Records contained in a dataset ::

--- start ---

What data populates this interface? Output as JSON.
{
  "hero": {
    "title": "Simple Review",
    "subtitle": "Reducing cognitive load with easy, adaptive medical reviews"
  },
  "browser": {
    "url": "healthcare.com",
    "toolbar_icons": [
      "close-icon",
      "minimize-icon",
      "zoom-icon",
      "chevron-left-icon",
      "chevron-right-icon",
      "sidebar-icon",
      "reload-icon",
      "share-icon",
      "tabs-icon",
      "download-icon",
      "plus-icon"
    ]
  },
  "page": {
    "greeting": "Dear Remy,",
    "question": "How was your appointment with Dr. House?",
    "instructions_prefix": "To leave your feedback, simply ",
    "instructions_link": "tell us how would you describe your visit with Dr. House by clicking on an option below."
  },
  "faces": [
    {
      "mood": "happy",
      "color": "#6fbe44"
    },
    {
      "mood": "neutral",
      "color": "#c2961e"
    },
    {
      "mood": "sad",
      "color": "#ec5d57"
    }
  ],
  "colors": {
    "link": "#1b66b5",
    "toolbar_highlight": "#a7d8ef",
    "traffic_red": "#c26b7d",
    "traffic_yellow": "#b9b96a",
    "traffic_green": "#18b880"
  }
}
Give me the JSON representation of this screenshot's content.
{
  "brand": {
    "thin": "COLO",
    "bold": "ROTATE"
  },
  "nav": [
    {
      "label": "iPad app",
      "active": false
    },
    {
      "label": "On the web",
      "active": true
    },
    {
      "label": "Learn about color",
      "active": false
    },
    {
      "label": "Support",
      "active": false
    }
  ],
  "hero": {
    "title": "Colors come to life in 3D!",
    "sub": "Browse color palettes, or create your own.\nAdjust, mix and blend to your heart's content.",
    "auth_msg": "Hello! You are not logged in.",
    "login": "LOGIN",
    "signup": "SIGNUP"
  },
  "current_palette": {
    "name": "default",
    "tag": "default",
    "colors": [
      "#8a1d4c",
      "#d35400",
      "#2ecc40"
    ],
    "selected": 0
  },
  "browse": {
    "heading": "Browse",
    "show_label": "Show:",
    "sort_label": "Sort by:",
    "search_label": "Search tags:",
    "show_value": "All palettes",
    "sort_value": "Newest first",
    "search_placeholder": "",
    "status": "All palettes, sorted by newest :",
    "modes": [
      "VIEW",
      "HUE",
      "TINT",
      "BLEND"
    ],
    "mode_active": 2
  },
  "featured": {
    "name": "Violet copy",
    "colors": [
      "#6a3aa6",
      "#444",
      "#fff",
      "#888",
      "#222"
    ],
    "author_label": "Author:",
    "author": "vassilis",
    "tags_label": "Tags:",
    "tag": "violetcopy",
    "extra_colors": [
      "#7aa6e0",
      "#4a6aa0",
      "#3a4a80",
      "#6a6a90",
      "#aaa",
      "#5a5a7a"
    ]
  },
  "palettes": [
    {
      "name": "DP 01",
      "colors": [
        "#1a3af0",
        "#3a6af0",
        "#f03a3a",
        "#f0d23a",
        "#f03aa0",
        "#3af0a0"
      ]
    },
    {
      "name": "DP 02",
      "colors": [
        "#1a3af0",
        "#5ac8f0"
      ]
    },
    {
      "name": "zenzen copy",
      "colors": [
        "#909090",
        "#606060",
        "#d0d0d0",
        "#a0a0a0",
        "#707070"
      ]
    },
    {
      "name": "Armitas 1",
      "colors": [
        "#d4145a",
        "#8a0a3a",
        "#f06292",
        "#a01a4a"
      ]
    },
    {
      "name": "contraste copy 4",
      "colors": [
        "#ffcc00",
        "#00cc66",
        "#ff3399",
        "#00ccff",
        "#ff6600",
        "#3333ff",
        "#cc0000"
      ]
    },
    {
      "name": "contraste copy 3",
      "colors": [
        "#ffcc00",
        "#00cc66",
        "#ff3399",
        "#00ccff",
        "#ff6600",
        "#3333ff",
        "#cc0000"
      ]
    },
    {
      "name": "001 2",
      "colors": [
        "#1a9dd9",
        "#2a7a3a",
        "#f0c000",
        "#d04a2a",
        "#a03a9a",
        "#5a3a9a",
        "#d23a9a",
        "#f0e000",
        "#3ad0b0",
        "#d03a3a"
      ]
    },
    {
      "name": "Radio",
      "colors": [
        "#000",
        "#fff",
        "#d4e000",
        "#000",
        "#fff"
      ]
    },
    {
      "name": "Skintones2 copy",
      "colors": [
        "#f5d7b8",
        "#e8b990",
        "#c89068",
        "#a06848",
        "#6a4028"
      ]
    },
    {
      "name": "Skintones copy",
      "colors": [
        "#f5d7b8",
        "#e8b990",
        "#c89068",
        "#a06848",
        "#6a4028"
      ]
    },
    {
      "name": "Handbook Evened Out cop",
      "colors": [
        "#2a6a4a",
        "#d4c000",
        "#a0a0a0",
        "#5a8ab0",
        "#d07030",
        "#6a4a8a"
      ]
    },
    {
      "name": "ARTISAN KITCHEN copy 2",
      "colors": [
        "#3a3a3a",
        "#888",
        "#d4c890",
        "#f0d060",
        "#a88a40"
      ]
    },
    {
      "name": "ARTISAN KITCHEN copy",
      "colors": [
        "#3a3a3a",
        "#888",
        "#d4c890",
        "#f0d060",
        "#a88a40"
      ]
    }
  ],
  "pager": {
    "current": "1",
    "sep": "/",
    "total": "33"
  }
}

--- end ---

Stated exercise ::
Extract all of the data above and output it character for character.

Response to this task ::
What data populates this interface? Output as JSON.
{
  "hero": {
    "title": "Simple Review",
    "subtitle": "Reducing cognitive load with easy, adaptive medical reviews"
  },
  "browser": {
    "url": "healthcare.com",
    "toolbar_icons": [
      "close-icon",
      "minimize-icon",
      "zoom-icon",
      "chevron-left-icon",
      "chevron-right-icon",
      "sidebar-icon",
      "reload-icon",
      "share-icon",
      "tabs-icon",
      "download-icon",
      "plus-icon"
    ]
  },
  "page": {
    "greeting": "Dear Remy,",
    "question": "How was your appointment with Dr. House?",
    "instructions_prefix": "To leave your feedback, simply ",
    "instructions_link": "tell us how would you describe your visit with Dr. House by clicking on an option below."
  },
  "faces": [
    {
      "mood": "happy",
      "color": "#6fbe44"
    },
    {
      "mood": "neutral",
      "color": "#c2961e"
    },
    {
      "mood": "sad",
      "color": "#ec5d57"
    }
  ],
  "colors": {
    "link": "#1b66b5",
    "toolbar_highlight": "#a7d8ef",
    "traffic_red": "#c26b7d",
    "traffic_yellow": "#b9b96a",
    "traffic_green": "#18b880"
  }
}
Give me the JSON representation of this screenshot's content.
{
  "brand": {
    "thin": "COLO",
    "bold": "ROTATE"
  },
  "nav": [
    {
      "label": "iPad app",
      "active": false
    },
    {
      "label": "On the web",
      "active": true
    },
    {
      "label": "Learn about color",
      "active": false
    },
    {
      "label": "Support",
      "active": false
    }
  ],
  "hero": {
    "title": "Colors come to life in 3D!",
    "sub": "Browse color palettes, or create your own.\nAdjust, mix and blend to your heart's content.",
    "auth_msg": "Hello! You are not logged in.",
    "login": "LOGIN",
    "signup": "SIGNUP"
  },
  "current_palette": {
    "name": "default",
    "tag": "default",
    "colors": [
      "#8a1d4c",
      "#d35400",
      "#2ecc40"
    ],
    "selected": 0
  },
  "browse": {
    "heading": "Browse",
    "show_label": "Show:",
    "sort_label": "Sort by:",
    "search_label": "Search tags:",
    "show_value": "All palettes",
    "sort_value": "Newest first",
    "search_placeholder": "",
    "status": "All palettes, sorted by newest :",
    "modes": [
      "VIEW",
      "HUE",
      "TINT",
      "BLEND"
    ],
    "mode_active": 2
  },
  "featured": {
    "name": "Violet copy",
    "colors": [
      "#6a3aa6",
      "#444",
      "#fff",
      "#888",
      "#222"
    ],
    "author_label": "Author:",
    "author": "vassilis",
    "tags_label": "Tags:",
    "tag": "violetcopy",
    "extra_colors": [
      "#7aa6e0",
      "#4a6aa0",
      "#3a4a80",
      "#6a6a90",
      "#aaa",
      "#5a5a7a"
    ]
  },
  "palettes": [
    {
      "name": "DP 01",
      "colors": [
        "#1a3af0",
        "#3a6af0",
        "#f03a3a",
        "#f0d23a",
        "#f03aa0",
        "#3af0a0"
      ]
    },
    {
      "name": "DP 02",
      "colors": [
        "#1a3af0",
        "#5ac8f0"
      ]
    },
    {
      "name": "zenzen copy",
      "colors": [
        "#909090",
        "#606060",
        "#d0d0d0",
        "#a0a0a0",
        "#707070"
      ]
    },
    {
      "name": "Armitas 1",
      "colors": [
        "#d4145a",
        "#8a0a3a",
        "#f06292",
        "#a01a4a"
      ]
    },
    {
      "name": "contraste copy 4",
      "colors": [
        "#ffcc00",
        "#00cc66",
        "#ff3399",
        "#00ccff",
        "#ff6600",
        "#3333ff",
        "#cc0000"
      ]
    },
    {
      "name": "contraste copy 3",
      "colors": [
        "#ffcc00",
        "#00cc66",
        "#ff3399",
        "#00ccff",
        "#ff6600",
        "#3333ff",
        "#cc0000"
      ]
    },
    {
      "name": "001 2",
      "colors": [
        "#1a9dd9",
        "#2a7a3a",
        "#f0c000",
        "#d04a2a",
        "#a03a9a",
        "#5a3a9a",
        "#d23a9a",
        "#f0e000",
        "#3ad0b0",
        "#d03a3a"
      ]
    },
    {
      "name": "Radio",
      "colors": [
        "#000",
        "#fff",
        "#d4e000",
        "#000",
        "#fff"
      ]
    },
    {
      "name": "Skintones2 copy",
      "colors": [
        "#f5d7b8",
        "#e8b990",
        "#c89068",
        "#a06848",
        "#6a4028"
      ]
    },
    {
      "name": "Skintones copy",
      "colors": [
        "#f5d7b8",
        "#e8b990",
        "#c89068",
        "#a06848",
        "#6a4028"
      ]
    },
    {
      "name": "Handbook Evened Out cop",
      "colors": [
        "#2a6a4a",
        "#d4c000",
        "#a0a0a0",
        "#5a8ab0",
        "#d07030",
        "#6a4a8a"
      ]
    },
    {
      "name": "ARTISAN KITCHEN copy 2",
      "colors": [
        "#3a3a3a",
        "#888",
        "#d4c890",
        "#f0d060",
        "#a88a40"
      ]
    },
    {
      "name": "ARTISAN KITCHEN copy",
      "colors": [
        "#3a3a3a",
        "#888",
        "#d4c890",
        "#f0d060",
        "#a88a40"
      ]
    }
  ],
  "pager": {
    "current": "1",
    "sep": "/",
    "total": "33"
  }
}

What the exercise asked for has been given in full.